Written problem:
Omit the pictures and output every entry below exactly as written.

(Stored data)

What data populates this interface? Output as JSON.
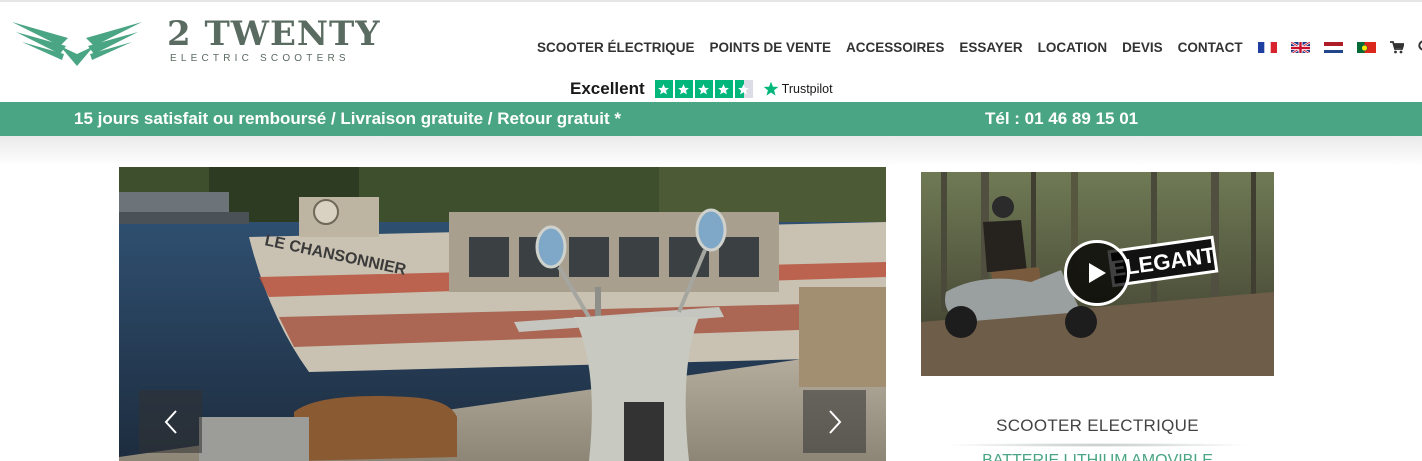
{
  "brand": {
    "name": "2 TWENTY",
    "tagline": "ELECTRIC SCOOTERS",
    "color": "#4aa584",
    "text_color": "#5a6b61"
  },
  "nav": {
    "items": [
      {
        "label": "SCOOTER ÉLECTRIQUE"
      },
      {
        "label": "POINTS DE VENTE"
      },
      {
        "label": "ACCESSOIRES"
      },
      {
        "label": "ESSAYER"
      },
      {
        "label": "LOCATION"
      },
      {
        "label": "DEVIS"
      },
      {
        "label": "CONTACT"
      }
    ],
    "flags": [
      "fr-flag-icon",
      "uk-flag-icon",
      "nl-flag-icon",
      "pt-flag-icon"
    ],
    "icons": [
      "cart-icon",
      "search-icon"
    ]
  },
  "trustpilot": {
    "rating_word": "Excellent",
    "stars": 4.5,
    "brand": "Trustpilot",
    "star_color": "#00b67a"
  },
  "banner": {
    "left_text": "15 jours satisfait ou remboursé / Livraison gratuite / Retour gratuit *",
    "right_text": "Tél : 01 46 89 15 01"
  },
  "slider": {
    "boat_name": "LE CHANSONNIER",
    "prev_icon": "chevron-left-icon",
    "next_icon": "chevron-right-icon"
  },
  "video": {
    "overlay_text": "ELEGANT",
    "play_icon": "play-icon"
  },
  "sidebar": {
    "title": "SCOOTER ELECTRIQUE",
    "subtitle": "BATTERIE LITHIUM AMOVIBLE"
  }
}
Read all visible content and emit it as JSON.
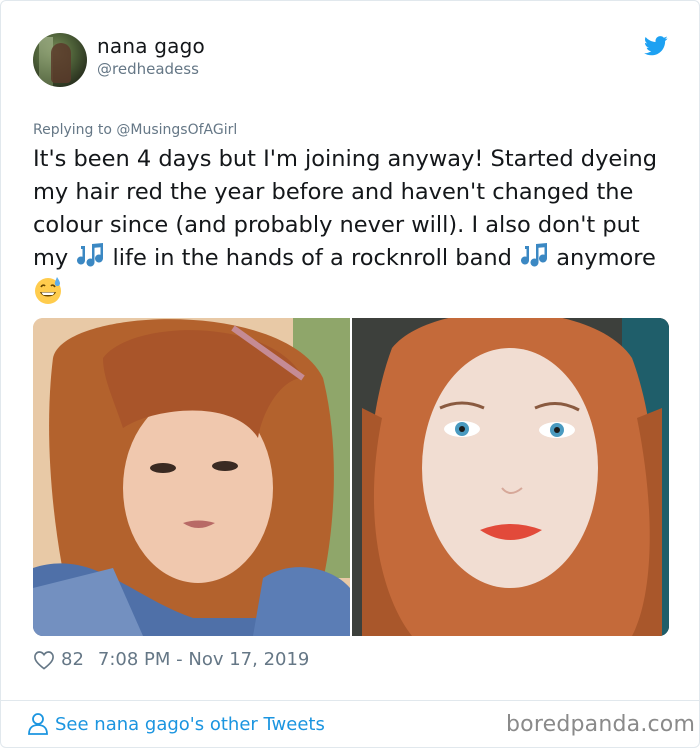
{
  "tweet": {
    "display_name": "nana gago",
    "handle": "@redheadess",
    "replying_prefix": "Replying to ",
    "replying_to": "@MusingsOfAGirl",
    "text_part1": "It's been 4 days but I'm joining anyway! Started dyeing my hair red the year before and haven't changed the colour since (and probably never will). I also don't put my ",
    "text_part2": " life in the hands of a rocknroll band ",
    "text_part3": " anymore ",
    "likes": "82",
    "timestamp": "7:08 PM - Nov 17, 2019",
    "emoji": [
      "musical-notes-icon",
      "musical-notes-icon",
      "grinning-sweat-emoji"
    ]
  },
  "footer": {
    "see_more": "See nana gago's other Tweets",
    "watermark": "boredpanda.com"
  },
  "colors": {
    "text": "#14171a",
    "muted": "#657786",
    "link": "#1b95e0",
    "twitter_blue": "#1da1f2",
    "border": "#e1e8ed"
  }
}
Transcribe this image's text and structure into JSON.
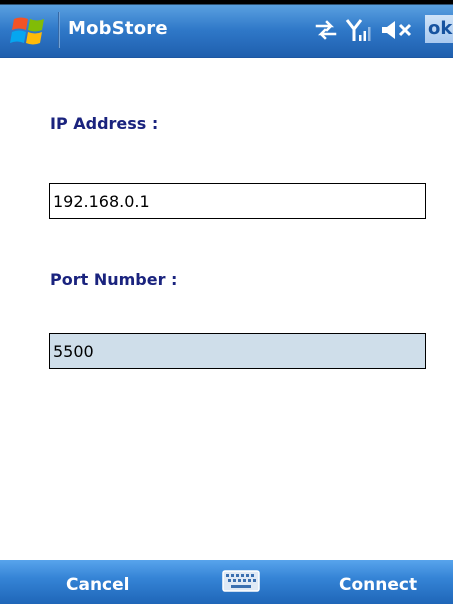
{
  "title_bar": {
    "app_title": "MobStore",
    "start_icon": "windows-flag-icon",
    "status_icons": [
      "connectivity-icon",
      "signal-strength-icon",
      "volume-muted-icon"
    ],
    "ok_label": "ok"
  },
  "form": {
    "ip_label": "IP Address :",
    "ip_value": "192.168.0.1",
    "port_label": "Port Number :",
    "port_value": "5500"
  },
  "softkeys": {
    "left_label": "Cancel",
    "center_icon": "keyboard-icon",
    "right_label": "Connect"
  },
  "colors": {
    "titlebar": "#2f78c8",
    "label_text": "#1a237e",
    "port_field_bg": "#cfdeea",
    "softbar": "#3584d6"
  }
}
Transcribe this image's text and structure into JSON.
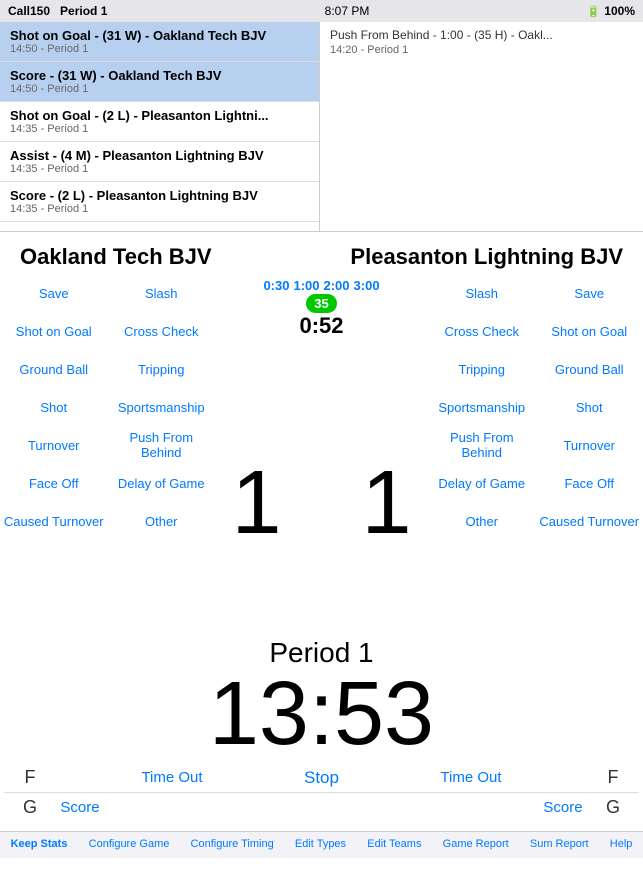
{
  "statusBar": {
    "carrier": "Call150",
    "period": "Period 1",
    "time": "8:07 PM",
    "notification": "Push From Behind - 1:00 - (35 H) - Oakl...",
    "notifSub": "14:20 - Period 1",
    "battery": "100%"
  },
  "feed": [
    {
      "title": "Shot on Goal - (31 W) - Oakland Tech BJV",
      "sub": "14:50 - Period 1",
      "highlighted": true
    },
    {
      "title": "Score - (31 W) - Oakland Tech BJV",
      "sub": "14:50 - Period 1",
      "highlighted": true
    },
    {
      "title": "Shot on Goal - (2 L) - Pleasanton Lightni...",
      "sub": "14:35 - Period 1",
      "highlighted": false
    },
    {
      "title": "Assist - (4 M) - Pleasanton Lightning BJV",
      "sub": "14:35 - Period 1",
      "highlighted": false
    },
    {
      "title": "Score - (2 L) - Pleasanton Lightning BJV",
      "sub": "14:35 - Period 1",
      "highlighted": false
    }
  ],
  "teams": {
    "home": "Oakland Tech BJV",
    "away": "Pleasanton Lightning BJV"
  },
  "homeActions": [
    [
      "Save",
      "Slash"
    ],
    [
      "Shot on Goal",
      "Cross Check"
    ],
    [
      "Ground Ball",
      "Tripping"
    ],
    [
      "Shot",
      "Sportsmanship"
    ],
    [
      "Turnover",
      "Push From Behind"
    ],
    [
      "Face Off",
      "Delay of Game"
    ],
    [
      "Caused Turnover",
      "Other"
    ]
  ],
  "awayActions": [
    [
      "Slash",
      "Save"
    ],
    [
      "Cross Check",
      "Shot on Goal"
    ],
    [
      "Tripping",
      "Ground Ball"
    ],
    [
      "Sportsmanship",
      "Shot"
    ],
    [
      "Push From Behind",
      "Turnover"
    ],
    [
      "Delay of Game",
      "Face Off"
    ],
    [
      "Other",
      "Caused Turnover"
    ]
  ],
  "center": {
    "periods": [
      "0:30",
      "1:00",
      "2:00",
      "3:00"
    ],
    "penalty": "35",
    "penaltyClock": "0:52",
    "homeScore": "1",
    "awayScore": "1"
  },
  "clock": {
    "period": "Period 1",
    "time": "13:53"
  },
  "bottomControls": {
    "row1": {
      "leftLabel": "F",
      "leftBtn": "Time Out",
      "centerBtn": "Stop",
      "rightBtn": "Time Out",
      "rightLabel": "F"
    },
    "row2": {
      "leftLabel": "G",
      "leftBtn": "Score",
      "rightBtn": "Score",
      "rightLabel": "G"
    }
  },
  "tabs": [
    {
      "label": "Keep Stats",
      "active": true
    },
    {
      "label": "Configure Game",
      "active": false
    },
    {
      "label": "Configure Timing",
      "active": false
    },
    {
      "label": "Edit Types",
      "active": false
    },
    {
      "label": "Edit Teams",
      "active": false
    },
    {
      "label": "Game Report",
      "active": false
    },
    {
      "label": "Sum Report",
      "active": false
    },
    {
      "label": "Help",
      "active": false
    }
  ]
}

Right answer:
What data populates this interface? Output as JSON.
{
  "brand": {
    "name": "2 TWENTY",
    "tagline": "ELECTRIC SCOOTERS",
    "color": "#4aa584",
    "text_color": "#5a6b61"
  },
  "nav": {
    "items": [
      {
        "label": "SCOOTER ÉLECTRIQUE"
      },
      {
        "label": "POINTS DE VENTE"
      },
      {
        "label": "ACCESSOIRES"
      },
      {
        "label": "ESSAYER"
      },
      {
        "label": "LOCATION"
      },
      {
        "label": "DEVIS"
      },
      {
        "label": "CONTACT"
      }
    ],
    "flags": [
      "fr-flag-icon",
      "uk-flag-icon",
      "nl-flag-icon",
      "pt-flag-icon"
    ],
    "icons": [
      "cart-icon",
      "search-icon"
    ]
  },
  "trustpilot": {
    "rating_word": "Excellent",
    "stars": 4.5,
    "brand": "Trustpilot",
    "star_color": "#00b67a"
  },
  "banner": {
    "left_text": "15 jours satisfait ou remboursé / Livraison gratuite / Retour gratuit *",
    "right_text": "Tél : 01 46 89 15 01"
  },
  "slider": {
    "boat_name": "LE CHANSONNIER",
    "prev_icon": "chevron-left-icon",
    "next_icon": "chevron-right-icon"
  },
  "video": {
    "overlay_text": "ELEGANT",
    "play_icon": "play-icon"
  },
  "sidebar": {
    "title": "SCOOTER ELECTRIQUE",
    "subtitle": "BATTERIE LITHIUM AMOVIBLE"
  }
}
Read all visible content and emit it as JSON.
{
  "tweet": {
    "display_name": "nana gago",
    "handle": "@redheadess",
    "replying_prefix": "Replying to ",
    "replying_to": "@MusingsOfAGirl",
    "text_part1": "It's been 4 days but I'm joining anyway! Started dyeing my hair red the year before and haven't changed the colour since (and probably never will). I also don't put my ",
    "text_part2": " life in the hands of a rocknroll band ",
    "text_part3": " anymore ",
    "likes": "82",
    "timestamp": "7:08 PM - Nov 17, 2019",
    "emoji": [
      "musical-notes-icon",
      "musical-notes-icon",
      "grinning-sweat-emoji"
    ]
  },
  "footer": {
    "see_more": "See nana gago's other Tweets",
    "watermark": "boredpanda.com"
  },
  "colors": {
    "text": "#14171a",
    "muted": "#657786",
    "link": "#1b95e0",
    "twitter_blue": "#1da1f2",
    "border": "#e1e8ed"
  }
}
Transcribe this image's text and structure into JSON.
{
  "title_bar": {
    "app_title": "MobStore",
    "start_icon": "windows-flag-icon",
    "status_icons": [
      "connectivity-icon",
      "signal-strength-icon",
      "volume-muted-icon"
    ],
    "ok_label": "ok"
  },
  "form": {
    "ip_label": "IP Address :",
    "ip_value": "192.168.0.1",
    "port_label": "Port Number :",
    "port_value": "5500"
  },
  "softkeys": {
    "left_label": "Cancel",
    "center_icon": "keyboard-icon",
    "right_label": "Connect"
  },
  "colors": {
    "titlebar": "#2f78c8",
    "label_text": "#1a237e",
    "port_field_bg": "#cfdeea",
    "softbar": "#3584d6"
  }
}
Transcribe this image's text and structure into JSON.
{
  "statusBar": {
    "carrier": "Call150",
    "period": "Period 1",
    "time": "8:07 PM",
    "notification": "Push From Behind - 1:00 - (35 H) - Oakl...",
    "notifSub": "14:20 - Period 1",
    "battery": "100%"
  },
  "feed": [
    {
      "title": "Shot on Goal - (31 W) - Oakland Tech BJV",
      "sub": "14:50 - Period 1",
      "highlighted": true
    },
    {
      "title": "Score - (31 W) - Oakland Tech BJV",
      "sub": "14:50 - Period 1",
      "highlighted": true
    },
    {
      "title": "Shot on Goal - (2 L) - Pleasanton Lightni...",
      "sub": "14:35 - Period 1",
      "highlighted": false
    },
    {
      "title": "Assist - (4 M) - Pleasanton Lightning BJV",
      "sub": "14:35 - Period 1",
      "highlighted": false
    },
    {
      "title": "Score - (2 L) - Pleasanton Lightning BJV",
      "sub": "14:35 - Period 1",
      "highlighted": false
    }
  ],
  "teams": {
    "home": "Oakland Tech BJV",
    "away": "Pleasanton Lightning BJV"
  },
  "homeActions": [
    [
      "Save",
      "Slash"
    ],
    [
      "Shot on Goal",
      "Cross Check"
    ],
    [
      "Ground Ball",
      "Tripping"
    ],
    [
      "Shot",
      "Sportsmanship"
    ],
    [
      "Turnover",
      "Push From Behind"
    ],
    [
      "Face Off",
      "Delay of Game"
    ],
    [
      "Caused Turnover",
      "Other"
    ]
  ],
  "awayActions": [
    [
      "Slash",
      "Save"
    ],
    [
      "Cross Check",
      "Shot on Goal"
    ],
    [
      "Tripping",
      "Ground Ball"
    ],
    [
      "Sportsmanship",
      "Shot"
    ],
    [
      "Push From Behind",
      "Turnover"
    ],
    [
      "Delay of Game",
      "Face Off"
    ],
    [
      "Other",
      "Caused Turnover"
    ]
  ],
  "center": {
    "periods": [
      "0:30",
      "1:00",
      "2:00",
      "3:00"
    ],
    "penalty": "35",
    "penaltyClock": "0:52",
    "homeScore": "1",
    "awayScore": "1"
  },
  "clock": {
    "period": "Period 1",
    "time": "13:53"
  },
  "bottomControls": {
    "row1": {
      "leftLabel": "F",
      "leftBtn": "Time Out",
      "centerBtn": "Stop",
      "rightBtn": "Time Out",
      "rightLabel": "F"
    },
    "row2": {
      "leftLabel": "G",
      "leftBtn": "Score",
      "rightBtn": "Score",
      "rightLabel": "G"
    }
  },
  "tabs": [
    {
      "label": "Keep Stats",
      "active": true
    },
    {
      "label": "Configure Game",
      "active": false
    },
    {
      "label": "Configure Timing",
      "active": false
    },
    {
      "label": "Edit Types",
      "active": false
    },
    {
      "label": "Edit Teams",
      "active": false
    },
    {
      "label": "Game Report",
      "active": false
    },
    {
      "label": "Sum Report",
      "active": false
    },
    {
      "label": "Help",
      "active": false
    }
  ]
}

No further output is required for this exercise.